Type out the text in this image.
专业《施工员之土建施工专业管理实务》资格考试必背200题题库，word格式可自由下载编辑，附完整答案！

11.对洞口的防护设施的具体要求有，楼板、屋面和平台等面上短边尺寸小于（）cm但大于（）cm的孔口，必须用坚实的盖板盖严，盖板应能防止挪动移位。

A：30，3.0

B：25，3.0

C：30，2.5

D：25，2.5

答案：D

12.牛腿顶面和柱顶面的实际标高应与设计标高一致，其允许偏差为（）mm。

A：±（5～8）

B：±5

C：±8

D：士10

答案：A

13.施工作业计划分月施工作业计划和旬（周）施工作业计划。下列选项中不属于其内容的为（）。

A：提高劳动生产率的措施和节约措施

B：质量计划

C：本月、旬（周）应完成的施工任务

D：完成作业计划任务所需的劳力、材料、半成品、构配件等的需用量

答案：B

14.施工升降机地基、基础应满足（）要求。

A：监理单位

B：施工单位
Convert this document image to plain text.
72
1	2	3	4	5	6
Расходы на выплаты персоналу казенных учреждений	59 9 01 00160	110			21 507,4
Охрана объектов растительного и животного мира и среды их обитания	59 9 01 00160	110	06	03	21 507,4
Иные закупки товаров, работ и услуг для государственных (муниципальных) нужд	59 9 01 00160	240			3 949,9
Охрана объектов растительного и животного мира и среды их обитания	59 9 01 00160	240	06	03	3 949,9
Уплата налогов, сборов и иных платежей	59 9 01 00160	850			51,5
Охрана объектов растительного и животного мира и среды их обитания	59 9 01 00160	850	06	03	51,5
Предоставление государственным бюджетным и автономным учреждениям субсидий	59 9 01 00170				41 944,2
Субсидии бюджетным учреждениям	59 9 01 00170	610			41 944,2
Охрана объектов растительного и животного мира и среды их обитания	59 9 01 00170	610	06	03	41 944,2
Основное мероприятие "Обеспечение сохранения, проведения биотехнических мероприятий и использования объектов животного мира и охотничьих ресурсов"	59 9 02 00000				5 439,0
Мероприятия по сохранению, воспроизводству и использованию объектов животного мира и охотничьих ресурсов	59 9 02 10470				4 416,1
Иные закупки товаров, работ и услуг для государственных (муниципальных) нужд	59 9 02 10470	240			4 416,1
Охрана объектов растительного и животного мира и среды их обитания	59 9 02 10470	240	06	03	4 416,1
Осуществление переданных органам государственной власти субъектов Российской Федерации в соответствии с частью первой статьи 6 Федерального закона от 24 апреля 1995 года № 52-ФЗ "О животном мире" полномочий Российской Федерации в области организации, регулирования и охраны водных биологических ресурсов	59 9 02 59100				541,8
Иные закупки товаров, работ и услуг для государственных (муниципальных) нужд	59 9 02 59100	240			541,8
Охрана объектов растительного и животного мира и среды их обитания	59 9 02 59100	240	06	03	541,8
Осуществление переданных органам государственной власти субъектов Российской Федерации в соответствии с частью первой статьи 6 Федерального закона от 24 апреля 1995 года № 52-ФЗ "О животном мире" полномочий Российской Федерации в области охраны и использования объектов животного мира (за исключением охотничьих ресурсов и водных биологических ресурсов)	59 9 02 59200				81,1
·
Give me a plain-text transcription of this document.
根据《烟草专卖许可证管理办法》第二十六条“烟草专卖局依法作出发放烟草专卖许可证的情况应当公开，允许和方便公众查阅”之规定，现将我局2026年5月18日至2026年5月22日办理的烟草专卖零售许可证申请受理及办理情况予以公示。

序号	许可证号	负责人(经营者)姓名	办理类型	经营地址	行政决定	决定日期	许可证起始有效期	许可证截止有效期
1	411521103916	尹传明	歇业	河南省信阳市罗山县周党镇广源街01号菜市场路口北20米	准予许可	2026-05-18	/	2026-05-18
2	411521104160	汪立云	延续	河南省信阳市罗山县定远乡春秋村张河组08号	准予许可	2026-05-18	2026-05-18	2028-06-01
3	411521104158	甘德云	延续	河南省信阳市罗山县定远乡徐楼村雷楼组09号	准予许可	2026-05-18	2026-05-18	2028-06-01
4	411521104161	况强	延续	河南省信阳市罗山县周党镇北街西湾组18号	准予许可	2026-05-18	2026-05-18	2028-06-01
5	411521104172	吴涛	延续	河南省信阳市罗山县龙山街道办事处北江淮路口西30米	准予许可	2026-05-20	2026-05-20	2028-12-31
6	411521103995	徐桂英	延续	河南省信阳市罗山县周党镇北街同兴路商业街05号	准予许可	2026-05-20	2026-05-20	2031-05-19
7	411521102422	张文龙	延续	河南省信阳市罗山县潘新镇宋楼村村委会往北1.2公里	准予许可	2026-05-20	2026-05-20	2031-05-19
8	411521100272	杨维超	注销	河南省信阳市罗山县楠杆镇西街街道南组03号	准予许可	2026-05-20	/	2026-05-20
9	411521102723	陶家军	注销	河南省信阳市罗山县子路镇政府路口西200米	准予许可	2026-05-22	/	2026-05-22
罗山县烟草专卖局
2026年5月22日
________________
Would you write down every record again, exactly?

> _Written response_:
Type out the text in this image.
专业《施工员之土建施工专业管理实务》资格考试必背200题题库，word格式可自由下载编辑，附完整答案！

11.对洞口的防护设施的具体要求有，楼板、屋面和平台等面上短边尺寸小于（）cm但大于（）cm的孔口，必须用坚实的盖板盖严，盖板应能防止挪动移位。

A：30，3.0

B：25，3.0

C：30，2.5

D：25，2.5

答案：D

12.牛腿顶面和柱顶面的实际标高应与设计标高一致，其允许偏差为（）mm。

A：±（5～8）

B：±5

C：±8

D：士10

答案：A

13.施工作业计划分月施工作业计划和旬（周）施工作业计划。下列选项中不属于其内容的为（）。

A：提高劳动生产率的措施和节约措施

B：质量计划

C：本月、旬（周）应完成的施工任务

D：完成作业计划任务所需的劳力、材料、半成品、构配件等的需用量

答案：B

14.施工升降机地基、基础应满足（）要求。

A：监理单位

B：施工单位
Convert this document image to plain text.
72
1	2	3	4	5	6
Расходы на выплаты персоналу казенных учреждений	59 9 01 00160	110			21 507,4
Охрана объектов растительного и животного мира и среды их обитания	59 9 01 00160	110	06	03	21 507,4
Иные закупки товаров, работ и услуг для государственных (муниципальных) нужд	59 9 01 00160	240			3 949,9
Охрана объектов растительного и животного мира и среды их обитания	59 9 01 00160	240	06	03	3 949,9
Уплата налогов, сборов и иных платежей	59 9 01 00160	850			51,5
Охрана объектов растительного и животного мира и среды их обитания	59 9 01 00160	850	06	03	51,5
Предоставление государственным бюджетным и автономным учреждениям субсидий	59 9 01 00170				41 944,2
Субсидии бюджетным учреждениям	59 9 01 00170	610			41 944,2
Охрана объектов растительного и животного мира и среды их обитания	59 9 01 00170	610	06	03	41 944,2
Основное мероприятие "Обеспечение сохранения, проведения биотехнических мероприятий и использования объектов животного мира и охотничьих ресурсов"	59 9 02 00000				5 439,0
Мероприятия по сохранению, воспроизводству и использованию объектов животного мира и охотничьих ресурсов	59 9 02 10470				4 416,1
Иные закупки товаров, работ и услуг для государственных (муниципальных) нужд	59 9 02 10470	240			4 416,1
Охрана объектов растительного и животного мира и среды их обитания	59 9 02 10470	240	06	03	4 416,1
Осуществление переданных органам государственной власти субъектов Российской Федерации в соответствии с частью первой статьи 6 Федерального закона от 24 апреля 1995 года № 52-ФЗ "О животном мире" полномочий Российской Федерации в области организации, регулирования и охраны водных биологических ресурсов	59 9 02 59100				541,8
Иные закупки товаров, работ и услуг для государственных (муниципальных) нужд	59 9 02 59100	240			541,8
Охрана объектов растительного и животного мира и среды их обитания	59 9 02 59100	240	06	03	541,8
Осуществление переданных органам государственной власти субъектов Российской Федерации в соответствии с частью первой статьи 6 Федерального закона от 24 апреля 1995 года № 52-ФЗ "О животном мире" полномочий Российской Федерации в области охраны и использования объектов животного мира (за исключением охотничьих ресурсов и водных биологических ресурсов)	59 9 02 59200				81,1
·
Give me a plain-text transcription of this document.
根据《烟草专卖许可证管理办法》第二十六条“烟草专卖局依法作出发放烟草专卖许可证的情况应当公开，允许和方便公众查阅”之规定，现将我局2026年5月18日至2026年5月22日办理的烟草专卖零售许可证申请受理及办理情况予以公示。

序号	许可证号	负责人(经营者)姓名	办理类型	经营地址	行政决定	决定日期	许可证起始有效期	许可证截止有效期
1	411521103916	尹传明	歇业	河南省信阳市罗山县周党镇广源街01号菜市场路口北20米	准予许可	2026-05-18	/	2026-05-18
2	411521104160	汪立云	延续	河南省信阳市罗山县定远乡春秋村张河组08号	准予许可	2026-05-18	2026-05-18	2028-06-01
3	411521104158	甘德云	延续	河南省信阳市罗山县定远乡徐楼村雷楼组09号	准予许可	2026-05-18	2026-05-18	2028-06-01
4	411521104161	况强	延续	河南省信阳市罗山县周党镇北街西湾组18号	准予许可	2026-05-18	2026-05-18	2028-06-01
5	411521104172	吴涛	延续	河南省信阳市罗山县龙山街道办事处北江淮路口西30米	准予许可	2026-05-20	2026-05-20	2028-12-31
6	411521103995	徐桂英	延续	河南省信阳市罗山县周党镇北街同兴路商业街05号	准予许可	2026-05-20	2026-05-20	2031-05-19
7	411521102422	张文龙	延续	河南省信阳市罗山县潘新镇宋楼村村委会往北1.2公里	准予许可	2026-05-20	2026-05-20	2031-05-19
8	411521100272	杨维超	注销	河南省信阳市罗山县楠杆镇西街街道南组03号	准予许可	2026-05-20	/	2026-05-20
9	411521102723	陶家军	注销	河南省信阳市罗山县子路镇政府路口西200米	准予许可	2026-05-22	/	2026-05-22
罗山县烟草专卖局
2026年5月22日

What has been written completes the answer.